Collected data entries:
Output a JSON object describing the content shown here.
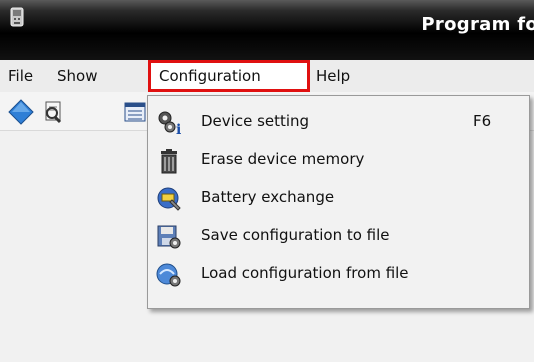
{
  "window": {
    "title": "Program fo",
    "app_icon": "app-icon"
  },
  "menubar": {
    "items": [
      {
        "label": "File"
      },
      {
        "label": "Show"
      },
      {
        "label": "Configuration",
        "highlight_color": "#e01010"
      },
      {
        "label": "Help"
      }
    ]
  },
  "toolbar": {
    "icons": [
      "diamond-icon",
      "search-document-icon",
      "list-icon"
    ]
  },
  "dropdown": {
    "items": [
      {
        "label": "Device setting",
        "shortcut": "F6",
        "icon": "gear-info-icon"
      },
      {
        "label": "Erase device memory",
        "icon": "trash-icon"
      },
      {
        "label": "Battery exchange",
        "icon": "battery-wrench-icon"
      },
      {
        "label": "Save configuration to file",
        "icon": "save-config-icon"
      },
      {
        "label": "Load configuration from file",
        "icon": "load-config-icon"
      }
    ]
  }
}
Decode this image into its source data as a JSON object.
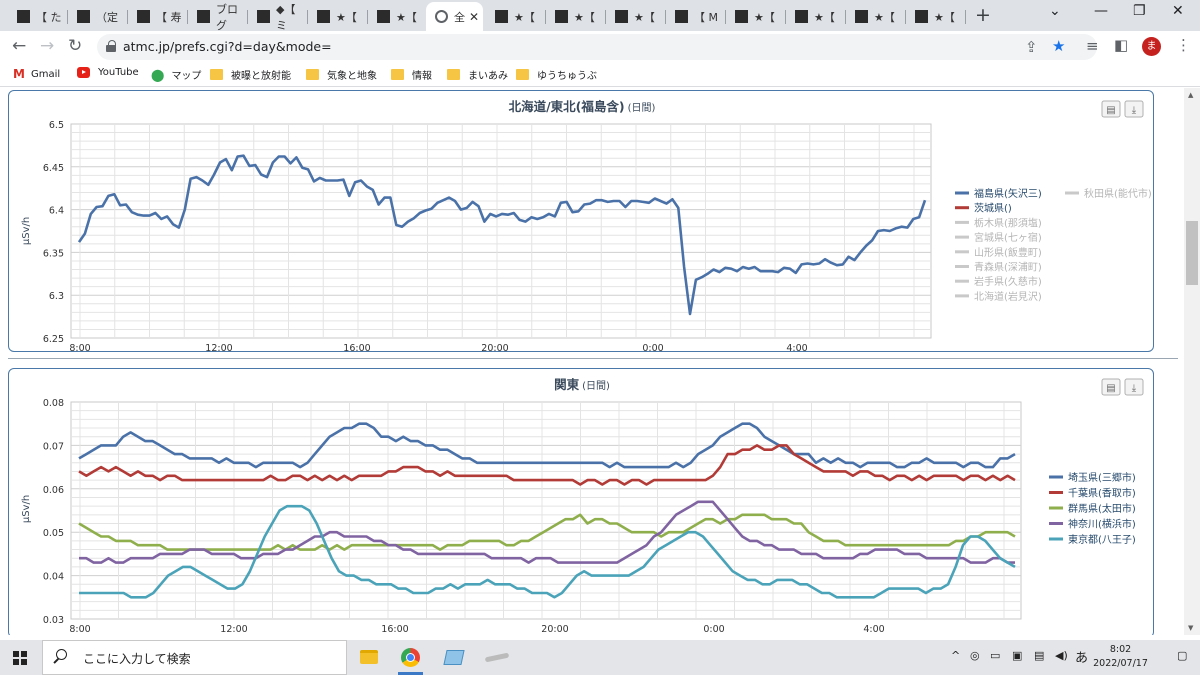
{
  "browser": {
    "tabs": [
      {
        "label": "【 た",
        "active": false
      },
      {
        "label": "（定",
        "active": false
      },
      {
        "label": "【 寿",
        "active": false
      },
      {
        "label": "ブログ",
        "active": false
      },
      {
        "label": "◆【 ミ",
        "active": false
      },
      {
        "label": "★【",
        "active": false
      },
      {
        "label": "★【",
        "active": false
      },
      {
        "label": "全",
        "active": true
      },
      {
        "label": "★【",
        "active": false
      },
      {
        "label": "★【",
        "active": false
      },
      {
        "label": "★【",
        "active": false
      },
      {
        "label": "【 M",
        "active": false
      },
      {
        "label": "★【",
        "active": false
      },
      {
        "label": "★【",
        "active": false
      },
      {
        "label": "★【",
        "active": false
      },
      {
        "label": "★【",
        "active": false
      }
    ],
    "url": "atmc.jp/prefs.cgi?d=day&mode=",
    "profile_initial": "ま",
    "bookmarks": [
      {
        "label": "Gmail",
        "icon": "gmail-icon"
      },
      {
        "label": "YouTube",
        "icon": "youtube-icon"
      },
      {
        "label": "マップ",
        "icon": "maps-icon"
      },
      {
        "label": "被曝と放射能",
        "icon": "folder-icon"
      },
      {
        "label": "気象と地象",
        "icon": "folder-icon"
      },
      {
        "label": "情報",
        "icon": "folder-icon"
      },
      {
        "label": "まいあみ",
        "icon": "folder-icon"
      },
      {
        "label": "ゆうちゅうぶ",
        "icon": "folder-icon"
      }
    ]
  },
  "taskbar": {
    "search_placeholder": "ここに入力して検索",
    "time": "8:02",
    "date": "2022/07/17",
    "ime": "あ"
  },
  "chart_data": [
    {
      "type": "line",
      "title": "北海道/東北(福島含)",
      "subtitle": "(日間)",
      "ylabel": "μSv/h",
      "ylim": [
        6.25,
        6.5
      ],
      "yticks": [
        "6.5",
        "6.45",
        "6.4",
        "6.35",
        "6.3",
        "6.25"
      ],
      "xticks": [
        "8:00",
        "12:00",
        "16:00",
        "20:00",
        "0:00",
        "4:00"
      ],
      "grid": true,
      "legend_position": "right",
      "series": [
        {
          "name": "福島県(矢沢三)",
          "color": "#4a72a8",
          "active": true,
          "values": [
            6.362,
            6.372,
            6.395,
            6.403,
            6.404,
            6.416,
            6.418,
            6.405,
            6.406,
            6.397,
            6.394,
            6.393,
            6.393,
            6.396,
            6.389,
            6.392,
            6.383,
            6.379,
            6.4,
            6.436,
            6.438,
            6.434,
            6.429,
            6.441,
            6.455,
            6.459,
            6.446,
            6.462,
            6.463,
            6.451,
            6.452,
            6.441,
            6.438,
            6.455,
            6.462,
            6.462,
            6.454,
            6.461,
            6.449,
            6.447,
            6.433,
            6.437,
            6.434,
            6.434,
            6.434,
            6.435,
            6.416,
            6.432,
            6.434,
            6.427,
            6.423,
            6.406,
            6.414,
            6.414,
            6.382,
            6.38,
            6.386,
            6.39,
            6.396,
            6.399,
            6.401,
            6.408,
            6.411,
            6.414,
            6.41,
            6.4,
            6.402,
            6.409,
            6.404,
            6.386,
            6.395,
            6.392,
            6.395,
            6.394,
            6.396,
            6.388,
            6.386,
            6.391,
            6.389,
            6.391,
            6.395,
            6.392,
            6.408,
            6.409,
            6.397,
            6.398,
            6.406,
            6.407,
            6.411,
            6.411,
            6.409,
            6.41,
            6.41,
            6.403,
            6.41,
            6.41,
            6.409,
            6.408,
            6.413,
            6.41,
            6.407,
            6.412,
            6.402,
            6.333,
            6.278,
            6.318,
            6.321,
            6.325,
            6.33,
            6.327,
            6.332,
            6.331,
            6.328,
            6.333,
            6.331,
            6.333,
            6.328,
            6.328,
            6.328,
            6.327,
            6.332,
            6.331,
            6.326,
            6.336,
            6.337,
            6.336,
            6.337,
            6.342,
            6.338,
            6.335,
            6.336,
            6.345,
            6.341,
            6.35,
            6.358,
            6.364,
            6.375,
            6.376,
            6.375,
            6.378,
            6.38,
            6.379,
            6.389,
            6.391,
            6.411
          ]
        },
        {
          "name": "秋田県(能代市)",
          "color": "#c9c9c9",
          "active": false,
          "values": []
        },
        {
          "name": "茨城県()",
          "color": "#b23b37",
          "active": true,
          "values": []
        },
        {
          "name": "栃木県(那須塩)",
          "color": "#c9c9c9",
          "active": false,
          "values": []
        },
        {
          "name": "宮城県(七ヶ宿)",
          "color": "#c9c9c9",
          "active": false,
          "values": []
        },
        {
          "name": "山形県(飯豊町)",
          "color": "#c9c9c9",
          "active": false,
          "values": []
        },
        {
          "name": "青森県(深浦町)",
          "color": "#c9c9c9",
          "active": false,
          "values": []
        },
        {
          "name": "岩手県(久慈市)",
          "color": "#c9c9c9",
          "active": false,
          "values": []
        },
        {
          "name": "北海道(岩見沢)",
          "color": "#c9c9c9",
          "active": false,
          "values": []
        }
      ]
    },
    {
      "type": "line",
      "title": "関東",
      "subtitle": "(日間)",
      "ylabel": "μSv/h",
      "ylim": [
        0.03,
        0.08
      ],
      "yticks": [
        "0.08",
        "0.07",
        "0.06",
        "0.05",
        "0.04",
        "0.03"
      ],
      "xticks": [
        "8:00",
        "12:00",
        "16:00",
        "20:00",
        "0:00",
        "4:00"
      ],
      "grid": true,
      "legend_position": "right",
      "series": [
        {
          "name": "埼玉県(三郷市)",
          "color": "#4a72a8",
          "active": true,
          "values": [
            0.067,
            0.068,
            0.069,
            0.07,
            0.07,
            0.07,
            0.072,
            0.073,
            0.072,
            0.071,
            0.071,
            0.07,
            0.069,
            0.068,
            0.068,
            0.067,
            0.067,
            0.067,
            0.067,
            0.066,
            0.067,
            0.066,
            0.066,
            0.066,
            0.065,
            0.066,
            0.066,
            0.066,
            0.066,
            0.066,
            0.065,
            0.066,
            0.068,
            0.07,
            0.072,
            0.073,
            0.074,
            0.074,
            0.075,
            0.075,
            0.074,
            0.072,
            0.072,
            0.071,
            0.072,
            0.071,
            0.071,
            0.07,
            0.07,
            0.069,
            0.069,
            0.068,
            0.067,
            0.067,
            0.066,
            0.066,
            0.066,
            0.066,
            0.066,
            0.066,
            0.066,
            0.066,
            0.066,
            0.066,
            0.066,
            0.066,
            0.066,
            0.066,
            0.066,
            0.066,
            0.066,
            0.066,
            0.065,
            0.066,
            0.065,
            0.065,
            0.065,
            0.065,
            0.065,
            0.065,
            0.065,
            0.066,
            0.065,
            0.066,
            0.068,
            0.069,
            0.07,
            0.072,
            0.073,
            0.074,
            0.075,
            0.075,
            0.074,
            0.072,
            0.071,
            0.07,
            0.069,
            0.068,
            0.068,
            0.068,
            0.066,
            0.067,
            0.066,
            0.067,
            0.066,
            0.066,
            0.065,
            0.066,
            0.066,
            0.066,
            0.066,
            0.065,
            0.065,
            0.066,
            0.066,
            0.067,
            0.066,
            0.066,
            0.066,
            0.066,
            0.065,
            0.066,
            0.066,
            0.065,
            0.065,
            0.067,
            0.067,
            0.068
          ]
        },
        {
          "name": "千葉県(香取市)",
          "color": "#b23b37",
          "active": true,
          "values": [
            0.064,
            0.063,
            0.064,
            0.065,
            0.064,
            0.065,
            0.064,
            0.063,
            0.064,
            0.063,
            0.063,
            0.062,
            0.063,
            0.063,
            0.062,
            0.062,
            0.062,
            0.062,
            0.062,
            0.062,
            0.062,
            0.062,
            0.062,
            0.062,
            0.062,
            0.062,
            0.063,
            0.062,
            0.062,
            0.063,
            0.063,
            0.062,
            0.063,
            0.062,
            0.063,
            0.062,
            0.063,
            0.062,
            0.063,
            0.063,
            0.063,
            0.063,
            0.064,
            0.064,
            0.065,
            0.065,
            0.065,
            0.064,
            0.064,
            0.063,
            0.064,
            0.063,
            0.063,
            0.063,
            0.063,
            0.063,
            0.063,
            0.063,
            0.063,
            0.062,
            0.062,
            0.062,
            0.062,
            0.062,
            0.062,
            0.062,
            0.062,
            0.062,
            0.061,
            0.062,
            0.062,
            0.061,
            0.062,
            0.062,
            0.061,
            0.062,
            0.062,
            0.061,
            0.062,
            0.062,
            0.062,
            0.062,
            0.062,
            0.062,
            0.062,
            0.062,
            0.063,
            0.065,
            0.068,
            0.068,
            0.069,
            0.069,
            0.07,
            0.069,
            0.069,
            0.07,
            0.07,
            0.068,
            0.067,
            0.066,
            0.065,
            0.064,
            0.064,
            0.064,
            0.064,
            0.063,
            0.064,
            0.064,
            0.063,
            0.063,
            0.062,
            0.063,
            0.063,
            0.062,
            0.063,
            0.062,
            0.063,
            0.063,
            0.063,
            0.063,
            0.062,
            0.063,
            0.063,
            0.062,
            0.063,
            0.062,
            0.063,
            0.062
          ]
        },
        {
          "name": "群馬県(太田市)",
          "color": "#8fae4c",
          "active": true,
          "values": [
            0.052,
            0.051,
            0.05,
            0.049,
            0.049,
            0.048,
            0.048,
            0.048,
            0.047,
            0.047,
            0.047,
            0.047,
            0.046,
            0.046,
            0.046,
            0.046,
            0.046,
            0.046,
            0.046,
            0.046,
            0.046,
            0.046,
            0.046,
            0.046,
            0.046,
            0.046,
            0.046,
            0.047,
            0.046,
            0.047,
            0.046,
            0.046,
            0.046,
            0.047,
            0.046,
            0.047,
            0.046,
            0.047,
            0.047,
            0.047,
            0.047,
            0.047,
            0.047,
            0.047,
            0.047,
            0.047,
            0.047,
            0.047,
            0.047,
            0.046,
            0.047,
            0.047,
            0.047,
            0.048,
            0.048,
            0.048,
            0.048,
            0.048,
            0.047,
            0.047,
            0.048,
            0.048,
            0.049,
            0.05,
            0.051,
            0.052,
            0.053,
            0.053,
            0.054,
            0.052,
            0.053,
            0.053,
            0.052,
            0.052,
            0.051,
            0.05,
            0.05,
            0.05,
            0.05,
            0.049,
            0.05,
            0.05,
            0.05,
            0.051,
            0.052,
            0.053,
            0.053,
            0.052,
            0.053,
            0.053,
            0.054,
            0.054,
            0.054,
            0.054,
            0.053,
            0.053,
            0.053,
            0.052,
            0.052,
            0.05,
            0.049,
            0.048,
            0.048,
            0.048,
            0.047,
            0.047,
            0.047,
            0.047,
            0.047,
            0.047,
            0.047,
            0.047,
            0.047,
            0.047,
            0.047,
            0.047,
            0.047,
            0.047,
            0.047,
            0.048,
            0.048,
            0.049,
            0.049,
            0.05,
            0.05,
            0.05,
            0.05,
            0.049
          ]
        },
        {
          "name": "神奈川(横浜市)",
          "color": "#8064a2",
          "active": true,
          "values": [
            0.044,
            0.044,
            0.043,
            0.043,
            0.044,
            0.043,
            0.043,
            0.044,
            0.044,
            0.044,
            0.044,
            0.045,
            0.045,
            0.045,
            0.045,
            0.046,
            0.046,
            0.046,
            0.045,
            0.045,
            0.045,
            0.045,
            0.044,
            0.044,
            0.044,
            0.045,
            0.045,
            0.045,
            0.046,
            0.046,
            0.047,
            0.048,
            0.049,
            0.049,
            0.05,
            0.05,
            0.049,
            0.049,
            0.049,
            0.049,
            0.048,
            0.048,
            0.047,
            0.047,
            0.046,
            0.046,
            0.045,
            0.045,
            0.045,
            0.045,
            0.045,
            0.045,
            0.045,
            0.045,
            0.045,
            0.045,
            0.044,
            0.044,
            0.044,
            0.044,
            0.044,
            0.043,
            0.044,
            0.044,
            0.044,
            0.043,
            0.043,
            0.043,
            0.043,
            0.043,
            0.043,
            0.043,
            0.043,
            0.043,
            0.044,
            0.045,
            0.046,
            0.047,
            0.049,
            0.05,
            0.052,
            0.054,
            0.055,
            0.056,
            0.057,
            0.057,
            0.057,
            0.055,
            0.053,
            0.051,
            0.049,
            0.048,
            0.048,
            0.047,
            0.047,
            0.046,
            0.046,
            0.046,
            0.045,
            0.045,
            0.045,
            0.044,
            0.044,
            0.044,
            0.044,
            0.044,
            0.045,
            0.045,
            0.046,
            0.046,
            0.046,
            0.046,
            0.045,
            0.045,
            0.045,
            0.044,
            0.044,
            0.044,
            0.044,
            0.044,
            0.044,
            0.043,
            0.043,
            0.043,
            0.044,
            0.044,
            0.043,
            0.043
          ]
        },
        {
          "name": "東京都(八王子)",
          "color": "#4aa3b8",
          "active": true,
          "values": [
            0.036,
            0.036,
            0.036,
            0.036,
            0.036,
            0.036,
            0.036,
            0.035,
            0.035,
            0.035,
            0.036,
            0.038,
            0.04,
            0.041,
            0.042,
            0.042,
            0.041,
            0.04,
            0.039,
            0.038,
            0.037,
            0.037,
            0.038,
            0.041,
            0.045,
            0.049,
            0.052,
            0.055,
            0.056,
            0.056,
            0.056,
            0.055,
            0.052,
            0.048,
            0.044,
            0.041,
            0.04,
            0.04,
            0.039,
            0.039,
            0.038,
            0.038,
            0.038,
            0.037,
            0.037,
            0.036,
            0.036,
            0.036,
            0.037,
            0.037,
            0.038,
            0.037,
            0.038,
            0.038,
            0.038,
            0.039,
            0.038,
            0.038,
            0.038,
            0.037,
            0.037,
            0.036,
            0.036,
            0.036,
            0.035,
            0.036,
            0.038,
            0.04,
            0.041,
            0.04,
            0.04,
            0.04,
            0.04,
            0.04,
            0.04,
            0.041,
            0.042,
            0.044,
            0.046,
            0.047,
            0.048,
            0.049,
            0.05,
            0.05,
            0.049,
            0.047,
            0.045,
            0.043,
            0.041,
            0.04,
            0.039,
            0.039,
            0.038,
            0.038,
            0.039,
            0.039,
            0.039,
            0.038,
            0.038,
            0.037,
            0.036,
            0.036,
            0.035,
            0.035,
            0.035,
            0.035,
            0.035,
            0.035,
            0.036,
            0.037,
            0.037,
            0.037,
            0.037,
            0.037,
            0.036,
            0.037,
            0.037,
            0.038,
            0.042,
            0.047,
            0.049,
            0.049,
            0.048,
            0.046,
            0.044,
            0.043,
            0.042
          ]
        }
      ]
    }
  ]
}
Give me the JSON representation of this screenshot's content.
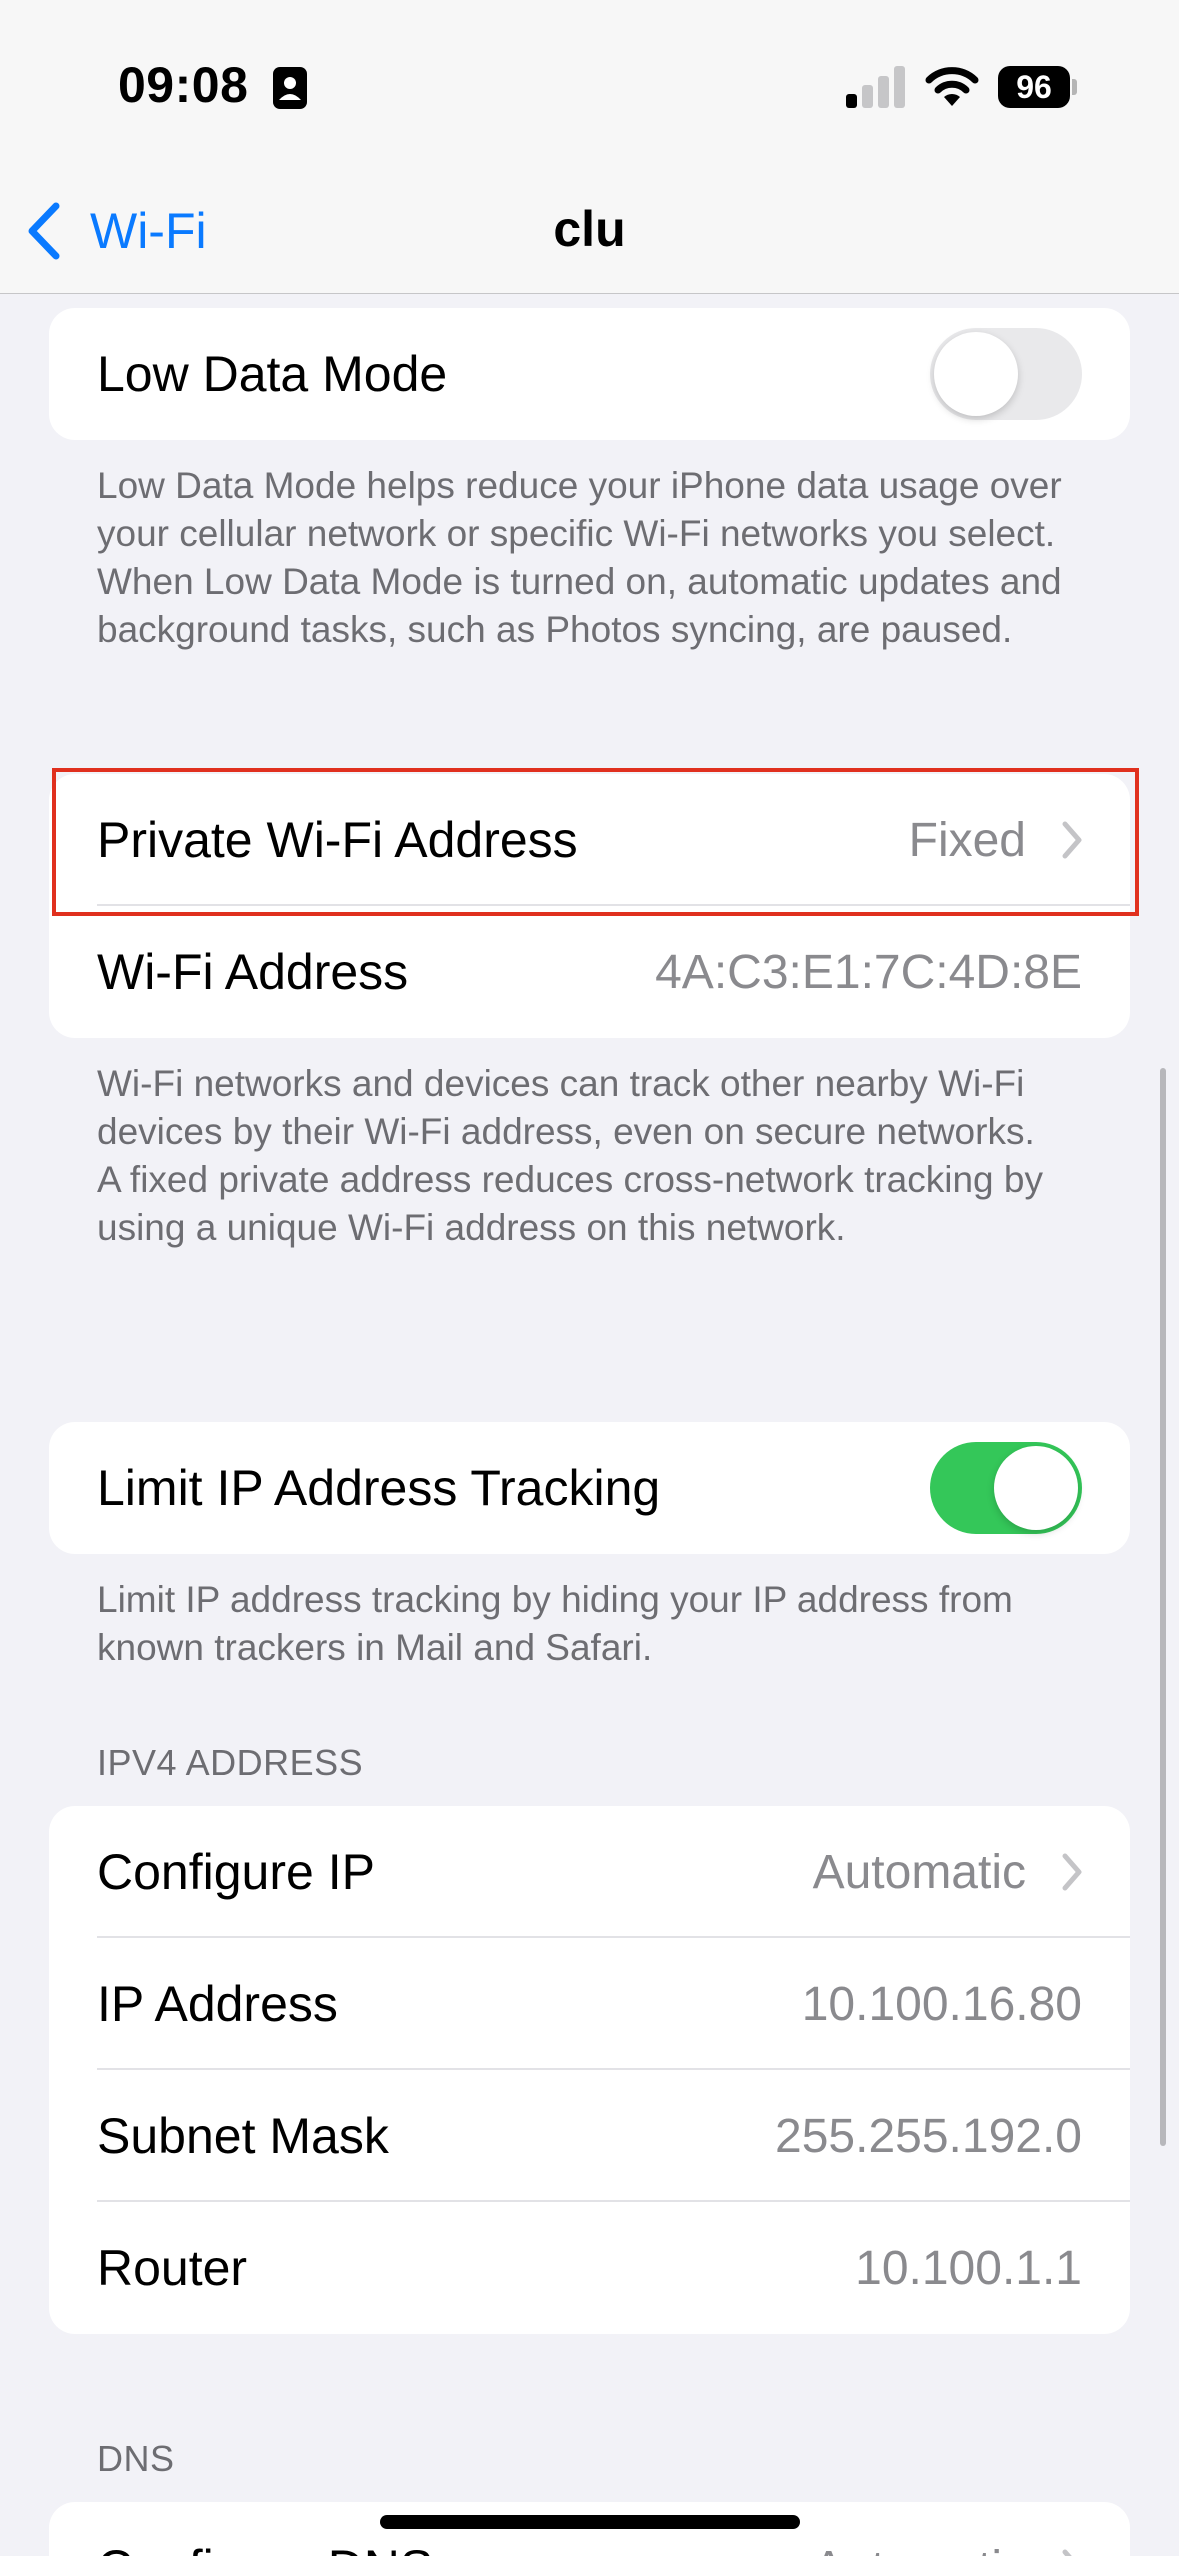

TASK INSTRUCTIONS:
Count how many lines hold the string "content" and give that number alone.

RESULT FOR THIS EXERCISE:
2